[Data records]
%%
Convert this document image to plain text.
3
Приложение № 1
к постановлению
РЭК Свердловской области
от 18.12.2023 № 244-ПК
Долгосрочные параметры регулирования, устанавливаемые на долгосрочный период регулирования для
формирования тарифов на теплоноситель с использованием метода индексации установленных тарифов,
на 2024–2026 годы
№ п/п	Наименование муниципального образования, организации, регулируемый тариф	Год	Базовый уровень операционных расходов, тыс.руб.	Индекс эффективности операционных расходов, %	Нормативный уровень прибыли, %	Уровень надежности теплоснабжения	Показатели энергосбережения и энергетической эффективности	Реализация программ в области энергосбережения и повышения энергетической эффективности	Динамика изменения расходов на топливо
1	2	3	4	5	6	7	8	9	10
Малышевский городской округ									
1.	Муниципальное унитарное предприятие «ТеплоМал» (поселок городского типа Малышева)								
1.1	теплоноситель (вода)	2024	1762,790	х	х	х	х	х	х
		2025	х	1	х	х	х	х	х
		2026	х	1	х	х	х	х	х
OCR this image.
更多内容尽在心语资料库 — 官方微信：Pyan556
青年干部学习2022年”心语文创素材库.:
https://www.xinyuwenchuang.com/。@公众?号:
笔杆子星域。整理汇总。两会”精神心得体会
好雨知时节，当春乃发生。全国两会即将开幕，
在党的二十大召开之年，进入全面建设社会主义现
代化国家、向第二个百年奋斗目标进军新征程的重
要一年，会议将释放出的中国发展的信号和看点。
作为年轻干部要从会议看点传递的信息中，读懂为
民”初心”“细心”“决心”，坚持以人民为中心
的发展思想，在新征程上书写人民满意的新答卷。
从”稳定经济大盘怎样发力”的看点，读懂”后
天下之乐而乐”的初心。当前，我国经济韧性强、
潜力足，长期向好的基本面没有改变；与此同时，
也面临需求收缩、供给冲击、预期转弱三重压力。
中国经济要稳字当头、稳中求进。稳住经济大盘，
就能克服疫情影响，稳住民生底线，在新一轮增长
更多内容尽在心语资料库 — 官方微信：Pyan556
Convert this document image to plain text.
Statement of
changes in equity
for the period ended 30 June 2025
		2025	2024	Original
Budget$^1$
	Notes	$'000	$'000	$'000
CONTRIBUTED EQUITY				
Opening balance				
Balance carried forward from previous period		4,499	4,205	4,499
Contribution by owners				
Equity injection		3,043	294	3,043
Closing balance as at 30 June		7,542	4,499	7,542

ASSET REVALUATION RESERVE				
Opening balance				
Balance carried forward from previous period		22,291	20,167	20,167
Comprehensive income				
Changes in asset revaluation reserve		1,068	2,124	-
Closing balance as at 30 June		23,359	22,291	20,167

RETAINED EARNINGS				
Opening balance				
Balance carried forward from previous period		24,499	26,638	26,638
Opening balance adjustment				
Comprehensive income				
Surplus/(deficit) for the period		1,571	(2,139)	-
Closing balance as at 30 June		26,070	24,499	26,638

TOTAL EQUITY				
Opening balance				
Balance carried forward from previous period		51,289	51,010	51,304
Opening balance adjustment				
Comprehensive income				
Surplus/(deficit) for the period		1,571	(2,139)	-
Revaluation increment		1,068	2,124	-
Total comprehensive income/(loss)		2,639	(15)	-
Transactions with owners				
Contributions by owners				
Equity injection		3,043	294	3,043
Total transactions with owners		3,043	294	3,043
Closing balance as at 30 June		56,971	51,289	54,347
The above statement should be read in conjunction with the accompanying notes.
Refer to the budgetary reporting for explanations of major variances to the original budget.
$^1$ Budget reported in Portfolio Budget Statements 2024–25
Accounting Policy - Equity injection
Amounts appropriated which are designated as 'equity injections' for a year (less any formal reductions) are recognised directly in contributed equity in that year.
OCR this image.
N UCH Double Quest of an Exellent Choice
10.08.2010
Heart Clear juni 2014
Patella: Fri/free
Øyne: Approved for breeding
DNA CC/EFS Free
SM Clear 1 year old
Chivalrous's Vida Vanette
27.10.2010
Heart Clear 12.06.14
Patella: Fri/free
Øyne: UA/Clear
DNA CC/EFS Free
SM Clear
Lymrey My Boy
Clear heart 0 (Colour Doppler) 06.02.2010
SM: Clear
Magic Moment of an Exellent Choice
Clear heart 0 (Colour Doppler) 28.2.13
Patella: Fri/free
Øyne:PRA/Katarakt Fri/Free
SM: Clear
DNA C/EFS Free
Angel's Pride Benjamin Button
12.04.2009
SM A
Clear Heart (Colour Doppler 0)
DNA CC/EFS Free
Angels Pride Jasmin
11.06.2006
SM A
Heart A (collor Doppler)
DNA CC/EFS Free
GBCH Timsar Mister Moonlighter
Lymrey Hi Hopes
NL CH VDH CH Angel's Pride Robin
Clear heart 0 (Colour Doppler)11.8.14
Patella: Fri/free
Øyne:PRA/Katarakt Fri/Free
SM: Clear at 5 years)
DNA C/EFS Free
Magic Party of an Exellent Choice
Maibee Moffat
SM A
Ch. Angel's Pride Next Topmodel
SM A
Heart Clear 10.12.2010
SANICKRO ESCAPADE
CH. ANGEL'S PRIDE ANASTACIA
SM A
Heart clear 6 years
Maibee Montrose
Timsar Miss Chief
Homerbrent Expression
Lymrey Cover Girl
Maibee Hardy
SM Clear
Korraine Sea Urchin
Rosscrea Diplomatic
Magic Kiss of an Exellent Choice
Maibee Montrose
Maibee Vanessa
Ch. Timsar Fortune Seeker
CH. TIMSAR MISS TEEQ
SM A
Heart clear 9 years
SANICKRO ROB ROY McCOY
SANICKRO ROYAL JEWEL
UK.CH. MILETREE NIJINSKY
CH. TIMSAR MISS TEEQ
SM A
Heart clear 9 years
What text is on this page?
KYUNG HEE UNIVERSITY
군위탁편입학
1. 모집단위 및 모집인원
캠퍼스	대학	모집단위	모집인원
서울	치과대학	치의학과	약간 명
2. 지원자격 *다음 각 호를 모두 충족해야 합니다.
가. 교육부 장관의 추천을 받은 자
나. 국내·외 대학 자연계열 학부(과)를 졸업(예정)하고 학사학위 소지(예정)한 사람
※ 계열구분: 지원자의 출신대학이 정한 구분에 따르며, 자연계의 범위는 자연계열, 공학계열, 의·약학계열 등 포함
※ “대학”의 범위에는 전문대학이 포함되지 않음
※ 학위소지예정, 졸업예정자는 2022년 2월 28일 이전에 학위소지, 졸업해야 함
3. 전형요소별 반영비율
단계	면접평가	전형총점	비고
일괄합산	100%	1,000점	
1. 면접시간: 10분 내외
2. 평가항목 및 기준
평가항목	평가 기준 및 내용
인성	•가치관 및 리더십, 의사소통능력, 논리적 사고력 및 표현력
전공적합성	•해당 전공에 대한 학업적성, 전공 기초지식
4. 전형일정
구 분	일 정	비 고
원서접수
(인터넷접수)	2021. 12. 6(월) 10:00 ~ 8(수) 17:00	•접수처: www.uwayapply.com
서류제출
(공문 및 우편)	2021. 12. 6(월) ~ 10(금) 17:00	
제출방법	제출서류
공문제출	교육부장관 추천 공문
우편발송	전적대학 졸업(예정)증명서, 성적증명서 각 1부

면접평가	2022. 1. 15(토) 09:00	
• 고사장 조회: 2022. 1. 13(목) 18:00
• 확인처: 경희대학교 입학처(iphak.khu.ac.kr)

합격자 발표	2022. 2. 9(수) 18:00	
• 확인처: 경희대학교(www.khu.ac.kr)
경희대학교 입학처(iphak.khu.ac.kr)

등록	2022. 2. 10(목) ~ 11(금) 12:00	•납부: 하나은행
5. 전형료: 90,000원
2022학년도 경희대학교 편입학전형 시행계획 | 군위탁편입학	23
%%
#### TASK DESCRIPTION
Output the entries verbatim.

#### ANSWER FOR THIS EXERCISE
Convert this document image to plain text.
3
Приложение № 1
к постановлению
РЭК Свердловской области
от 18.12.2023 № 244-ПК
Долгосрочные параметры регулирования, устанавливаемые на долгосрочный период регулирования для
формирования тарифов на теплоноситель с использованием метода индексации установленных тарифов,
на 2024–2026 годы
№ п/п	Наименование муниципального образования, организации, регулируемый тариф	Год	Базовый уровень операционных расходов, тыс.руб.	Индекс эффективности операционных расходов, %	Нормативный уровень прибыли, %	Уровень надежности теплоснабжения	Показатели энергосбережения и энергетической эффективности	Реализация программ в области энергосбережения и повышения энергетической эффективности	Динамика изменения расходов на топливо
1	2	3	4	5	6	7	8	9	10
Малышевский городской округ									
1.	Муниципальное унитарное предприятие «ТеплоМал» (поселок городского типа Малышева)								
1.1	теплоноситель (вода)	2024	1762,790	х	х	х	х	х	х
		2025	х	1	х	х	х	х	х
		2026	х	1	х	х	х	х	х
OCR this image.
更多内容尽在心语资料库 — 官方微信：Pyan556
青年干部学习2022年”心语文创素材库.:
https://www.xinyuwenchuang.com/。@公众?号:
笔杆子星域。整理汇总。两会”精神心得体会
好雨知时节，当春乃发生。全国两会即将开幕，
在党的二十大召开之年，进入全面建设社会主义现
代化国家、向第二个百年奋斗目标进军新征程的重
要一年，会议将释放出的中国发展的信号和看点。
作为年轻干部要从会议看点传递的信息中，读懂为
民”初心”“细心”“决心”，坚持以人民为中心
的发展思想，在新征程上书写人民满意的新答卷。
从”稳定经济大盘怎样发力”的看点，读懂”后
天下之乐而乐”的初心。当前，我国经济韧性强、
潜力足，长期向好的基本面没有改变；与此同时，
也面临需求收缩、供给冲击、预期转弱三重压力。
中国经济要稳字当头、稳中求进。稳住经济大盘，
就能克服疫情影响，稳住民生底线，在新一轮增长
更多内容尽在心语资料库 — 官方微信：Pyan556
Convert this document image to plain text.
Statement of
changes in equity
for the period ended 30 June 2025
		2025	2024	Original
Budget$^1$
	Notes	$'000	$'000	$'000
CONTRIBUTED EQUITY				
Opening balance				
Balance carried forward from previous period		4,499	4,205	4,499
Contribution by owners				
Equity injection		3,043	294	3,043
Closing balance as at 30 June		7,542	4,499	7,542

ASSET REVALUATION RESERVE				
Opening balance				
Balance carried forward from previous period		22,291	20,167	20,167
Comprehensive income				
Changes in asset revaluation reserve		1,068	2,124	-
Closing balance as at 30 June		23,359	22,291	20,167

RETAINED EARNINGS				
Opening balance				
Balance carried forward from previous period		24,499	26,638	26,638
Opening balance adjustment				
Comprehensive income				
Surplus/(deficit) for the period		1,571	(2,139)	-
Closing balance as at 30 June		26,070	24,499	26,638

TOTAL EQUITY				
Opening balance				
Balance carried forward from previous period		51,289	51,010	51,304
Opening balance adjustment				
Comprehensive income				
Surplus/(deficit) for the period		1,571	(2,139)	-
Revaluation increment		1,068	2,124	-
Total comprehensive income/(loss)		2,639	(15)	-
Transactions with owners				
Contributions by owners				
Equity injection		3,043	294	3,043
Total transactions with owners		3,043	294	3,043
Closing balance as at 30 June		56,971	51,289	54,347
The above statement should be read in conjunction with the accompanying notes.
Refer to the budgetary reporting for explanations of major variances to the original budget.
$^1$ Budget reported in Portfolio Budget Statements 2024–25
Accounting Policy - Equity injection
Amounts appropriated which are designated as 'equity injections' for a year (less any formal reductions) are recognised directly in contributed equity in that year.
OCR this image.
N UCH Double Quest of an Exellent Choice
10.08.2010
Heart Clear juni 2014
Patella: Fri/free
Øyne: Approved for breeding
DNA CC/EFS Free
SM Clear 1 year old
Chivalrous's Vida Vanette
27.10.2010
Heart Clear 12.06.14
Patella: Fri/free
Øyne: UA/Clear
DNA CC/EFS Free
SM Clear
Lymrey My Boy
Clear heart 0 (Colour Doppler) 06.02.2010
SM: Clear
Magic Moment of an Exellent Choice
Clear heart 0 (Colour Doppler) 28.2.13
Patella: Fri/free
Øyne:PRA/Katarakt Fri/Free
SM: Clear
DNA C/EFS Free
Angel's Pride Benjamin Button
12.04.2009
SM A
Clear Heart (Colour Doppler 0)
DNA CC/EFS Free
Angels Pride Jasmin
11.06.2006
SM A
Heart A (collor Doppler)
DNA CC/EFS Free
GBCH Timsar Mister Moonlighter
Lymrey Hi Hopes
NL CH VDH CH Angel's Pride Robin
Clear heart 0 (Colour Doppler)11.8.14
Patella: Fri/free
Øyne:PRA/Katarakt Fri/Free
SM: Clear at 5 years)
DNA C/EFS Free
Magic Party of an Exellent Choice
Maibee Moffat
SM A
Ch. Angel's Pride Next Topmodel
SM A
Heart Clear 10.12.2010
SANICKRO ESCAPADE
CH. ANGEL'S PRIDE ANASTACIA
SM A
Heart clear 6 years
Maibee Montrose
Timsar Miss Chief
Homerbrent Expression
Lymrey Cover Girl
Maibee Hardy
SM Clear
Korraine Sea Urchin
Rosscrea Diplomatic
Magic Kiss of an Exellent Choice
Maibee Montrose
Maibee Vanessa
Ch. Timsar Fortune Seeker
CH. TIMSAR MISS TEEQ
SM A
Heart clear 9 years
SANICKRO ROB ROY McCOY
SANICKRO ROYAL JEWEL
UK.CH. MILETREE NIJINSKY
CH. TIMSAR MISS TEEQ
SM A
Heart clear 9 years
What text is on this page?
KYUNG HEE UNIVERSITY
군위탁편입학
1. 모집단위 및 모집인원
캠퍼스	대학	모집단위	모집인원
서울	치과대학	치의학과	약간 명
2. 지원자격 *다음 각 호를 모두 충족해야 합니다.
가. 교육부 장관의 추천을 받은 자
나. 국내·외 대학 자연계열 학부(과)를 졸업(예정)하고 학사학위 소지(예정)한 사람
※ 계열구분: 지원자의 출신대학이 정한 구분에 따르며, 자연계의 범위는 자연계열, 공학계열, 의·약학계열 등 포함
※ “대학”의 범위에는 전문대학이 포함되지 않음
※ 학위소지예정, 졸업예정자는 2022년 2월 28일 이전에 학위소지, 졸업해야 함
3. 전형요소별 반영비율
단계	면접평가	전형총점	비고
일괄합산	100%	1,000점	
1. 면접시간: 10분 내외
2. 평가항목 및 기준
평가항목	평가 기준 및 내용
인성	•가치관 및 리더십, 의사소통능력, 논리적 사고력 및 표현력
전공적합성	•해당 전공에 대한 학업적성, 전공 기초지식
4. 전형일정
구 분	일 정	비 고
원서접수
(인터넷접수)	2021. 12. 6(월) 10:00 ~ 8(수) 17:00	•접수처: www.uwayapply.com
서류제출
(공문 및 우편)	2021. 12. 6(월) ~ 10(금) 17:00	
제출방법	제출서류
공문제출	교육부장관 추천 공문
우편발송	전적대학 졸업(예정)증명서, 성적증명서 각 1부

면접평가	2022. 1. 15(토) 09:00	
• 고사장 조회: 2022. 1. 13(목) 18:00
• 확인처: 경희대학교 입학처(iphak.khu.ac.kr)

합격자 발표	2022. 2. 9(수) 18:00	
• 확인처: 경희대학교(www.khu.ac.kr)
경희대학교 입학처(iphak.khu.ac.kr)

등록	2022. 2. 10(목) ~ 11(금) 12:00	•납부: 하나은행
5. 전형료: 90,000원
2022학년도 경희대학교 편입학전형 시행계획 | 군위탁편입학	23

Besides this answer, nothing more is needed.